**** DATA ENTRIES

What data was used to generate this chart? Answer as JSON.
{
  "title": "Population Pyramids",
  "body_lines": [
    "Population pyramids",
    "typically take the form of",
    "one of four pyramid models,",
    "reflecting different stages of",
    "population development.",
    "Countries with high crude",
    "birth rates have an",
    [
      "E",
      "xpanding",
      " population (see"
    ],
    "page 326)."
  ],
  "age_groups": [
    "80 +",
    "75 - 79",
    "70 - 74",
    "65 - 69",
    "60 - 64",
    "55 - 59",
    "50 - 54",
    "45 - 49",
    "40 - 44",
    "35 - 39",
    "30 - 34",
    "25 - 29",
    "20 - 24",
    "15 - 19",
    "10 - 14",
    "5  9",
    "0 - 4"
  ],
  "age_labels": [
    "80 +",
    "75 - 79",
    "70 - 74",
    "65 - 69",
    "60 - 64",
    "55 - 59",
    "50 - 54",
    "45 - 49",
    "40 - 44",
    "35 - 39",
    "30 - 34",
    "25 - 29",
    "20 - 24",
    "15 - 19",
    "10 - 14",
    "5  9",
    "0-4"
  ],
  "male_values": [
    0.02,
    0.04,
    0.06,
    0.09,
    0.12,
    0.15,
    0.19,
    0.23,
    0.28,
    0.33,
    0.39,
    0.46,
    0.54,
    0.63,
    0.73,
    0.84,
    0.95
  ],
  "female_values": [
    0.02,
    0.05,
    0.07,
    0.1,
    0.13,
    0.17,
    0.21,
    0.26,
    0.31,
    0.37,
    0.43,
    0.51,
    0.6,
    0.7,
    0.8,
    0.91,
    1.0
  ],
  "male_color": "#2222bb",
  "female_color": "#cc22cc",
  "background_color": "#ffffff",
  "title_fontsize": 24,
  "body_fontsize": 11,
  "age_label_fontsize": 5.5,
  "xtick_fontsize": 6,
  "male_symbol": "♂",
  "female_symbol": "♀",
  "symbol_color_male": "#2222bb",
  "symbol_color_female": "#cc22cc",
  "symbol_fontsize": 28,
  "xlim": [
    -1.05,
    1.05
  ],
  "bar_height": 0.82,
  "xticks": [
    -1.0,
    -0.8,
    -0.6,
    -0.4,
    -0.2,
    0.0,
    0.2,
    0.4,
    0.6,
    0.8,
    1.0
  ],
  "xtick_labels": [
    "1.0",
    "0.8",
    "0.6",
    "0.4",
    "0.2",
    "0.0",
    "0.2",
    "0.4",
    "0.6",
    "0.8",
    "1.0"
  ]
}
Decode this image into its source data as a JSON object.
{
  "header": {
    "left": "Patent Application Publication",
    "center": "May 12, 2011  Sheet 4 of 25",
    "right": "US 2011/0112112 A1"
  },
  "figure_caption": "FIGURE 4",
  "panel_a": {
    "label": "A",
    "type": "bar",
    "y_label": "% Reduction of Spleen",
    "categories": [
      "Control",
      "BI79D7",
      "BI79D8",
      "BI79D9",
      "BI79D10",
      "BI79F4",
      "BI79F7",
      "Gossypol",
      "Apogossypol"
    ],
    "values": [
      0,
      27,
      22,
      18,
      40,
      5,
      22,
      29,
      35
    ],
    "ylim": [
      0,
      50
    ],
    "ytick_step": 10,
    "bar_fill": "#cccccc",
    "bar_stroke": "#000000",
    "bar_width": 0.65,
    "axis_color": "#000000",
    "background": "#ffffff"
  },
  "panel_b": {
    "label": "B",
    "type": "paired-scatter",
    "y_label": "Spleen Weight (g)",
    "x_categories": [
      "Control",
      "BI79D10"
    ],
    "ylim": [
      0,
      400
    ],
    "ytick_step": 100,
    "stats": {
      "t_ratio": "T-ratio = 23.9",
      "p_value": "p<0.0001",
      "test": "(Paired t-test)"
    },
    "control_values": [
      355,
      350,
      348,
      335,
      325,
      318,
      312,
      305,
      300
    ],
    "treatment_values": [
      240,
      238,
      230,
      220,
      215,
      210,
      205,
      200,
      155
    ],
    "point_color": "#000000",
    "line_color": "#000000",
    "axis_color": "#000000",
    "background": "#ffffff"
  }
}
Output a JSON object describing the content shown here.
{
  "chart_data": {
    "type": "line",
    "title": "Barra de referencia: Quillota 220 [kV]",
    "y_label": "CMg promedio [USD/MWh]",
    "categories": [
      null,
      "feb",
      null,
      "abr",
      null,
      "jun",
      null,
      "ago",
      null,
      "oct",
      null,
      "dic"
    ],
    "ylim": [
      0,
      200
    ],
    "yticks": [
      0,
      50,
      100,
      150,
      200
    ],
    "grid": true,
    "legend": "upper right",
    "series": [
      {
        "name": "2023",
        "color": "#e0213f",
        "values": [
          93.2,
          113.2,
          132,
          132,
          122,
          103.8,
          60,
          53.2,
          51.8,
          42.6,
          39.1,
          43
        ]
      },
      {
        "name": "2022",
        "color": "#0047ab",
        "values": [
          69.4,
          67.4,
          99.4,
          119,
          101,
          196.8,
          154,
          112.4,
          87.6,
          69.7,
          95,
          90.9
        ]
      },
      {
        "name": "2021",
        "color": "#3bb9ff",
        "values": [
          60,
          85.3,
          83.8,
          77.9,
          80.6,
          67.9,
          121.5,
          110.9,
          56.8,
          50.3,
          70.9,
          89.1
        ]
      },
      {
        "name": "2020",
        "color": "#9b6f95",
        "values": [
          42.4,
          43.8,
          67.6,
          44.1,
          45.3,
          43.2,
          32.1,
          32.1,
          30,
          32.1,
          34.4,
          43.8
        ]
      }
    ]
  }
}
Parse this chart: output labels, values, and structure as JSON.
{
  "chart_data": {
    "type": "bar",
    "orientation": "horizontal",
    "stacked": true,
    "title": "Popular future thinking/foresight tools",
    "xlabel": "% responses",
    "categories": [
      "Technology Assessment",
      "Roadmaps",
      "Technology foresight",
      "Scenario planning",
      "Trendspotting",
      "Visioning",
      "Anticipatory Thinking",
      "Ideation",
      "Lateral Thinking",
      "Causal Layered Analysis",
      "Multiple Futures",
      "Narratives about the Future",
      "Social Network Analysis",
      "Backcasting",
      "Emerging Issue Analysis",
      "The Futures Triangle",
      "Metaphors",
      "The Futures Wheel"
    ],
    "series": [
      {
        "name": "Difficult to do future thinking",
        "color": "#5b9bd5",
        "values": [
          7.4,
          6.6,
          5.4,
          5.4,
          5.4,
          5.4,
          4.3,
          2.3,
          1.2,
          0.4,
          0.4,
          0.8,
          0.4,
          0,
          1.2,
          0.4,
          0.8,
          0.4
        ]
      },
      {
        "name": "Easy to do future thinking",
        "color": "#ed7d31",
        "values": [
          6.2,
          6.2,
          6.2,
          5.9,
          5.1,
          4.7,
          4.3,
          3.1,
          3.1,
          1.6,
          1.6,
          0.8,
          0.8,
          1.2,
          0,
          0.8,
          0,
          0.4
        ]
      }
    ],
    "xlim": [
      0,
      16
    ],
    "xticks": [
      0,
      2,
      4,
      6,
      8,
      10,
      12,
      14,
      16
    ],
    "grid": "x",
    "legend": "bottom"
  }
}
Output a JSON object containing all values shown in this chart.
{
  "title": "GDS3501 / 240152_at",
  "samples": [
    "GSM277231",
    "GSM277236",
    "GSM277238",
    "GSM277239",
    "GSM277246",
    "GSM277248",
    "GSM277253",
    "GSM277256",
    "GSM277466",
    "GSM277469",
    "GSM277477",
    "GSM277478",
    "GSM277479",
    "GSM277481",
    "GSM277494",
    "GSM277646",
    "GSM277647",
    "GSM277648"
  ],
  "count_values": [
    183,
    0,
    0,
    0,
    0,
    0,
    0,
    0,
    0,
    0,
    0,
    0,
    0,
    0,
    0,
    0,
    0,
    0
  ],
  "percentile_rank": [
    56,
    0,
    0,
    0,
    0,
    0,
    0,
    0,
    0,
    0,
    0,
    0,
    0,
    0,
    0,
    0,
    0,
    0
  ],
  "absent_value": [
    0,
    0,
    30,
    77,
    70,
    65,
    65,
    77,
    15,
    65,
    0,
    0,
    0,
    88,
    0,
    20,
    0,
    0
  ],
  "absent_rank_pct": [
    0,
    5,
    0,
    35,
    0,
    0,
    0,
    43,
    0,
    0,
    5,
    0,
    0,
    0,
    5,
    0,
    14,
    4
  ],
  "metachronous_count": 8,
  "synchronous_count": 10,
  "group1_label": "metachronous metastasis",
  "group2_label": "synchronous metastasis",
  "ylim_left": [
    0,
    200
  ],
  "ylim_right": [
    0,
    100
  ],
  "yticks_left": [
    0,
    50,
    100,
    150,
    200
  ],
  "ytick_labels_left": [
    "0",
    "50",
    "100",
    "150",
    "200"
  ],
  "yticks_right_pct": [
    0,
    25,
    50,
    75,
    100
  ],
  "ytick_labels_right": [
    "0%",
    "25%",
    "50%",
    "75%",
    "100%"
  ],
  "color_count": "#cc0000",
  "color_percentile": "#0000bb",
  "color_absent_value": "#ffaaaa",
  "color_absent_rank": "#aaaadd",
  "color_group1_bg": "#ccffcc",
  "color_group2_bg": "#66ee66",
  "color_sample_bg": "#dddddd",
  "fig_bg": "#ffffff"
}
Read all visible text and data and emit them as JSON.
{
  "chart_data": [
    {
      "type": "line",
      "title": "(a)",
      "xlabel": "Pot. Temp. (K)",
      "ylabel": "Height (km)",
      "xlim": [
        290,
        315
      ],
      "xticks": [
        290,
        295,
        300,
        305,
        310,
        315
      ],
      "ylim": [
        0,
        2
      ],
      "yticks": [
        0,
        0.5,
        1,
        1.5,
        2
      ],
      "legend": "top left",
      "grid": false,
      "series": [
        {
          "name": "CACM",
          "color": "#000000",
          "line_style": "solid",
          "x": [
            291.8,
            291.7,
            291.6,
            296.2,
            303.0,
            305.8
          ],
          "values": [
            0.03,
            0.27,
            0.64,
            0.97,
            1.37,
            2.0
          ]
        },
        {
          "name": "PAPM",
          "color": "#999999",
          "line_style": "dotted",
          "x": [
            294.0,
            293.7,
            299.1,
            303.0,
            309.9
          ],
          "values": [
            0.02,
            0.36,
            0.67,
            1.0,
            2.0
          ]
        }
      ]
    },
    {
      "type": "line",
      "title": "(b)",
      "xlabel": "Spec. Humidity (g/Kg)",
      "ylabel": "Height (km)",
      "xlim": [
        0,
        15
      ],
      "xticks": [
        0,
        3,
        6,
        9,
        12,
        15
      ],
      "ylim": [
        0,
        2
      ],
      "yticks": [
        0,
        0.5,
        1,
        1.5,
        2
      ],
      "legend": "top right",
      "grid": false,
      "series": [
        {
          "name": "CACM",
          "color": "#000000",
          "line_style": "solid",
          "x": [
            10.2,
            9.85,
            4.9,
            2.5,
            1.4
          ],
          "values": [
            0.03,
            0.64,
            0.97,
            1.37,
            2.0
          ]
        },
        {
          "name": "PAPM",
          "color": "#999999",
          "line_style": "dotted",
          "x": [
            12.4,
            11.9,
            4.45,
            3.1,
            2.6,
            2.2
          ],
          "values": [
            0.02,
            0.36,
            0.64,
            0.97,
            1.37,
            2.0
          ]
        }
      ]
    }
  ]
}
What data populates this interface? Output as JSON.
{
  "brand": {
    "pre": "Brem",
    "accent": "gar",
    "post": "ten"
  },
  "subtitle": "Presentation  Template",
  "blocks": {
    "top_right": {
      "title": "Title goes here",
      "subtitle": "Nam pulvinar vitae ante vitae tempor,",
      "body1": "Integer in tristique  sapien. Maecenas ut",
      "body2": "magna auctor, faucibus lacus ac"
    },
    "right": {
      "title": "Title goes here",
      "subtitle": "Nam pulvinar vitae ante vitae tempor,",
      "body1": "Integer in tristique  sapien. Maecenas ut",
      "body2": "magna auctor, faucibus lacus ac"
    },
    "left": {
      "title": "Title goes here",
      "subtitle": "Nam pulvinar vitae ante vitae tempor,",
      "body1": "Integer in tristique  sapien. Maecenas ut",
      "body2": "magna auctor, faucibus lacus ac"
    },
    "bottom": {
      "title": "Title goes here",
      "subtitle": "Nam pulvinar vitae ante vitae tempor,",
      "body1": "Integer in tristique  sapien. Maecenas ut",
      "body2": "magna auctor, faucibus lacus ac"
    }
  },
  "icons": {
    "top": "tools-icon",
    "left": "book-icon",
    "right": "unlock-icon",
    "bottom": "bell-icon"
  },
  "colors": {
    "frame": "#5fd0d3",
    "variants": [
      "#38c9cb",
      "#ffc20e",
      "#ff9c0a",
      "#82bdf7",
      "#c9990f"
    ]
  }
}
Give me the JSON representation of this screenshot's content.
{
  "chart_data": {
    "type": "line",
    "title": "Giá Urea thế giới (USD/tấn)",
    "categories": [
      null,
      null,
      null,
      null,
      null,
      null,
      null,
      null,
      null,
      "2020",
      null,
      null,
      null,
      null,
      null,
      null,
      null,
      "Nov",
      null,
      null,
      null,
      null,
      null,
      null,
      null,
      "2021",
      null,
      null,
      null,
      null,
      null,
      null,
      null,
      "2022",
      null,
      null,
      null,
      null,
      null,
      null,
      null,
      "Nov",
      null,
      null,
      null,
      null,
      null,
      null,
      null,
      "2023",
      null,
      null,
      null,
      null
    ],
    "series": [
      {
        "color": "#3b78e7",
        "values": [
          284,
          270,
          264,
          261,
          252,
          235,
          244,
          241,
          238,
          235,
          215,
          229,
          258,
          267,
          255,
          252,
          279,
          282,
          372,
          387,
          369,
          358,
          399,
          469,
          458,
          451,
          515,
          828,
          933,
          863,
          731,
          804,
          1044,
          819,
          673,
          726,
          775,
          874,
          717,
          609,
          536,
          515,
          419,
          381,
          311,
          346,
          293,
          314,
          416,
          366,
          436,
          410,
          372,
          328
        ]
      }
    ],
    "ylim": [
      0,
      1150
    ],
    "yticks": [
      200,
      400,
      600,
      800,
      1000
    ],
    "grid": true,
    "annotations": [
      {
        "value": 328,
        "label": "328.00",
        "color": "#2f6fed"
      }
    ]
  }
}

********

> _THE PROBLEM_
Show the lines of the data that hold the word "shown".

> _COMPLETE RESPONSE_
Output a JSON object describing the content shown here.
Output a JSON object containing all values shown in this chart.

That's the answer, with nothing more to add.